_本文_:
○ ○ ○ ○

わたらせ渓谷鉄道で足尾銅山へ①北千住→神戸 | ☆出かけよう!気のむくままに…☆

☆出かけよう!気のむくままに…☆

プチ鉄道旅紀行、なんとなくアド街ック、ちょっと文化的に劇場へ、その他いろいろ書いています。なお、古い投稿は時々整理します。
また、記事と直接関係ないコメントは掲載されない場合がありますのでご了承ください。

 2023年10月下旬、以前から考えていた往路は東武伊勢崎線、帰路は日光線の周回ルートの日帰り旅にいってきた。これは日光-足尾間のバスルートがあるからできるもの。鉄道移動もいいが、バス移動もまた楽しみだ。

 北海道鉄道旅の事をブログにまとめながら、次の旅は北海道から2か月後の11月かなと思っていたが、東武鉄道の株主優待乗車券も有効期間が12月末までなので、早めに使っておこうと思いたっての旅だった。

 前日に「のんびりホリデーSuicaパス」で北千住に立ち寄り、東武鉄道の窓口で北千住から相老までの特急指定席券を購入して当日に備えた。

 そして当日、乗るのは北千住9:53発の赤城行『りょうもう7号』全席指定の6両固定編成。現在運行されている東武鉄道の特急車両の中ではいちばん古いタイプの車両だろう。足掛フットレストが設置されているが、個人的には座席の下に足が延ばせないのでかえって邪魔だった。表と裏とで土足用と素足用になっているが、近くに座った乗客などは素足用の方に靴で足をかけていた。まあ、さもありなんという感じだ。

○ ○ ○ ○

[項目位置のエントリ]
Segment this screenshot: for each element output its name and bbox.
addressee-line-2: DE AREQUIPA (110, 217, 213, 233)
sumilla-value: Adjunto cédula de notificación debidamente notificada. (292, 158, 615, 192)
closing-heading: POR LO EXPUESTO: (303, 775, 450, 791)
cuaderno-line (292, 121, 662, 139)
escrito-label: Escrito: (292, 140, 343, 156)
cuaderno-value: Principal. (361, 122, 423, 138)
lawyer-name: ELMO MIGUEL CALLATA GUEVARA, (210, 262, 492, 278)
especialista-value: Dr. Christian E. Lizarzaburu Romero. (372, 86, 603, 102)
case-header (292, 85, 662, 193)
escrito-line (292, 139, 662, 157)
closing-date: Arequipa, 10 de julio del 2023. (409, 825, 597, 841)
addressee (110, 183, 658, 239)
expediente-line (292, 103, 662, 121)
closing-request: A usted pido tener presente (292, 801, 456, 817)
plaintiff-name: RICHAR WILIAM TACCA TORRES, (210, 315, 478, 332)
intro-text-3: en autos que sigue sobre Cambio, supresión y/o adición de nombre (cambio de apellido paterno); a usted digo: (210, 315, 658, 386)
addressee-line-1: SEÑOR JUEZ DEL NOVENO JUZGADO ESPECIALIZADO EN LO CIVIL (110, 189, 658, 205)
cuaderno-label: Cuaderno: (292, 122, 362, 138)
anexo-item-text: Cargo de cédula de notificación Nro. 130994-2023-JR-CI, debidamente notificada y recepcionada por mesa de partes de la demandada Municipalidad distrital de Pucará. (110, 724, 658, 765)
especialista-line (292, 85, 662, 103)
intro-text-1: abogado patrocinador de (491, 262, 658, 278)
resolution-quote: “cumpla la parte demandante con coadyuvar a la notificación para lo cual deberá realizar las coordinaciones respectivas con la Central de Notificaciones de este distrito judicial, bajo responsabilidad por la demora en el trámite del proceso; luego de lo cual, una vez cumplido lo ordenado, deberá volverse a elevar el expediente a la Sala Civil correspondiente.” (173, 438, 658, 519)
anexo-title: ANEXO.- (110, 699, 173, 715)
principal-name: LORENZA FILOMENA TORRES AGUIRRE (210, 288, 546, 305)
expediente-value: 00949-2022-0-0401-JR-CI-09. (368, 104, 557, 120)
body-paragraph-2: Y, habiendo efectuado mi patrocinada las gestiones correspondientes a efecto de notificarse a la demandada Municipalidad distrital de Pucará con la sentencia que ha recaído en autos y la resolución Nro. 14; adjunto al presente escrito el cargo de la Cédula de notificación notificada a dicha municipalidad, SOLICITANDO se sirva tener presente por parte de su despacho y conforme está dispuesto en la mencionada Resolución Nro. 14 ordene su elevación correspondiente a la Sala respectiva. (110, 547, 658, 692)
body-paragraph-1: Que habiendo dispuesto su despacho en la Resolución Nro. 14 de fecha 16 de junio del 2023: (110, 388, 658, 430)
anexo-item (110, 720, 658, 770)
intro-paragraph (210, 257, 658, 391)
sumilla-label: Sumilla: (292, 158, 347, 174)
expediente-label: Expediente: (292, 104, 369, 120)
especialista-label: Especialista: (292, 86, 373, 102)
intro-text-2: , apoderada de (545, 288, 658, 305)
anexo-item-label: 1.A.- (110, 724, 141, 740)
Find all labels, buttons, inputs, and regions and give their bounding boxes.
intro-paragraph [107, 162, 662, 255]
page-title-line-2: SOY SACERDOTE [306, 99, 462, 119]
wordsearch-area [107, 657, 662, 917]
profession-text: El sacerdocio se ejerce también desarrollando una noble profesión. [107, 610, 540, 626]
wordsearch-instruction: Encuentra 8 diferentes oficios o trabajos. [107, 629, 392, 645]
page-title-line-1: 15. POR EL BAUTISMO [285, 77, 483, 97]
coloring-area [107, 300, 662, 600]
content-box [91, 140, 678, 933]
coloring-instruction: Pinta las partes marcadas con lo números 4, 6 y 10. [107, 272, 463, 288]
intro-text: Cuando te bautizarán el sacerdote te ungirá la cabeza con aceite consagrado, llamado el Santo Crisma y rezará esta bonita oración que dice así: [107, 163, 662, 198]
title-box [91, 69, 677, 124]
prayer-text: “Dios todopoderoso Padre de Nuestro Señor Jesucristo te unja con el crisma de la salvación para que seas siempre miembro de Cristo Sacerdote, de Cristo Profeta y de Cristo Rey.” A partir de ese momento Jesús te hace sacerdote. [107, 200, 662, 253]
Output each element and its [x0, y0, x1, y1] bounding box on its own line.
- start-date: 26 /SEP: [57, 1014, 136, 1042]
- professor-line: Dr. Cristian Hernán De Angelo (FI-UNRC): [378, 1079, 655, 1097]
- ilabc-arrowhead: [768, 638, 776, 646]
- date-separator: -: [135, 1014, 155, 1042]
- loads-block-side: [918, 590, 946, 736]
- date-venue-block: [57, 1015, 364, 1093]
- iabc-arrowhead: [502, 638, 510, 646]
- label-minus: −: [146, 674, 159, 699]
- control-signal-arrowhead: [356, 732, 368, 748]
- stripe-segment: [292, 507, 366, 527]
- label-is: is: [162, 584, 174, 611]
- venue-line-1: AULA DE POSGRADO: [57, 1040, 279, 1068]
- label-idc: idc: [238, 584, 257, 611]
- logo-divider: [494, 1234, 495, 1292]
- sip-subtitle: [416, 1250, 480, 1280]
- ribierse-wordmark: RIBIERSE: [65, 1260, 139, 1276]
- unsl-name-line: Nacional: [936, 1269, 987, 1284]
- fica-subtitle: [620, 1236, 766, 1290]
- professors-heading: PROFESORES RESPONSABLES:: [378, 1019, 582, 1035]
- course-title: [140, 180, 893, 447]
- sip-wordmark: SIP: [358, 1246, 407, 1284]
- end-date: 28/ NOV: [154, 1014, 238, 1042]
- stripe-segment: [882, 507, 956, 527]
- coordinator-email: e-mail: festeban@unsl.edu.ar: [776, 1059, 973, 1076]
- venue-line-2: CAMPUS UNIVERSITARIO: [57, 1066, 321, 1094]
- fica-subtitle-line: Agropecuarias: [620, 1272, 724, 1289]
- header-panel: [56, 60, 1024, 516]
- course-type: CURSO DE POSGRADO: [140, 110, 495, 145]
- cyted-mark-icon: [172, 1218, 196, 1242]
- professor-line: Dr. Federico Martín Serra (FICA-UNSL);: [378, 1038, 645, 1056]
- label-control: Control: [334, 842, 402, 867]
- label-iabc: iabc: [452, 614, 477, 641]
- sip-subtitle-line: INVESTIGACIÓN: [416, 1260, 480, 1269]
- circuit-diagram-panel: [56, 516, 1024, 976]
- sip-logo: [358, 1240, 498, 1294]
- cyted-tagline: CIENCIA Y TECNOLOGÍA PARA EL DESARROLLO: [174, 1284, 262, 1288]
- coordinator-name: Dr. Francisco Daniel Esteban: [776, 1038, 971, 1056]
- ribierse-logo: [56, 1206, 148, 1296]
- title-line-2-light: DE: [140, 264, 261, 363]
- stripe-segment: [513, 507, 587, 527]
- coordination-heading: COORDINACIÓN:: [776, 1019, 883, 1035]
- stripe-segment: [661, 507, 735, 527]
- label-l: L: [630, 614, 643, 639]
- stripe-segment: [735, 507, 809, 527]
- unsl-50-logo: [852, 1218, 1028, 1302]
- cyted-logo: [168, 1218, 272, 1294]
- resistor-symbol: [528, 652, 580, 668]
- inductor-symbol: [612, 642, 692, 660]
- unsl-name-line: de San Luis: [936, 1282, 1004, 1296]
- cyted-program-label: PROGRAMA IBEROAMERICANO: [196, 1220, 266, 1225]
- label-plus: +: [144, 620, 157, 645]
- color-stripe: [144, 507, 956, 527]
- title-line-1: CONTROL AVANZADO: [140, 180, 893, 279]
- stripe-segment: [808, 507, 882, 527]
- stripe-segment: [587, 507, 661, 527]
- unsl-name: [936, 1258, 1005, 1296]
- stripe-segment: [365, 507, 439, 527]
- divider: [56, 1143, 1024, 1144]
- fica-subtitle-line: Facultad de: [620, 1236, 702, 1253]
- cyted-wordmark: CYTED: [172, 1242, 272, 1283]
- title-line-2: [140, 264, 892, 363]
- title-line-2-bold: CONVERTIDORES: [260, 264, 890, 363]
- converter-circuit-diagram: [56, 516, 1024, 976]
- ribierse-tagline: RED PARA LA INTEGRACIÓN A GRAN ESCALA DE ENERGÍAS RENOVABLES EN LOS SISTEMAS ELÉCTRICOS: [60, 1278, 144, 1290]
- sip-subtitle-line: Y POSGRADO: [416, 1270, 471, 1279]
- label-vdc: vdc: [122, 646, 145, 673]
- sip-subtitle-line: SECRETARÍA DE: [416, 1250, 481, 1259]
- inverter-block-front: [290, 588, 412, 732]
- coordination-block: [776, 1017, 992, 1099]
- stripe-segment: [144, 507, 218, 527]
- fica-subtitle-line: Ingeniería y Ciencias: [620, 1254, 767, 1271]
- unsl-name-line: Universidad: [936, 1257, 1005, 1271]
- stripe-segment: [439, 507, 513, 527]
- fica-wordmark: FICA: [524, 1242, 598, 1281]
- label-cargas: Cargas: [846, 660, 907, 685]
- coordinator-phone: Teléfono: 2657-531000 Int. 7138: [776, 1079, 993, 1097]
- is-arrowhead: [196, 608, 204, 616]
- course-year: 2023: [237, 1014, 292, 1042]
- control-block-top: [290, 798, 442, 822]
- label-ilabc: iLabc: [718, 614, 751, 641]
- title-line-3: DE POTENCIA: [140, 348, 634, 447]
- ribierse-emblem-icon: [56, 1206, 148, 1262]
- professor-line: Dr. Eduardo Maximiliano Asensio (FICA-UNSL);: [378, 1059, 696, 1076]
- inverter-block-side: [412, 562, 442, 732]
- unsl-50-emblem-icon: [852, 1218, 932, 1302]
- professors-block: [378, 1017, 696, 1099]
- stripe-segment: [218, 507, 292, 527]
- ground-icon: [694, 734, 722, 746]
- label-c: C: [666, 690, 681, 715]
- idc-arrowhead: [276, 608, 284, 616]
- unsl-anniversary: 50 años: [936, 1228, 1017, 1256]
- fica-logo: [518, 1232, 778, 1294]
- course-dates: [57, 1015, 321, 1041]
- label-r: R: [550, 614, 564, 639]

○ ○ ○ ○

_課題の目的_: 本文で筆者が当日乗った『りょうもう7号』は、北千住を何時に発車したか答えなさい。

_課題への回答_: 9:53に発車した。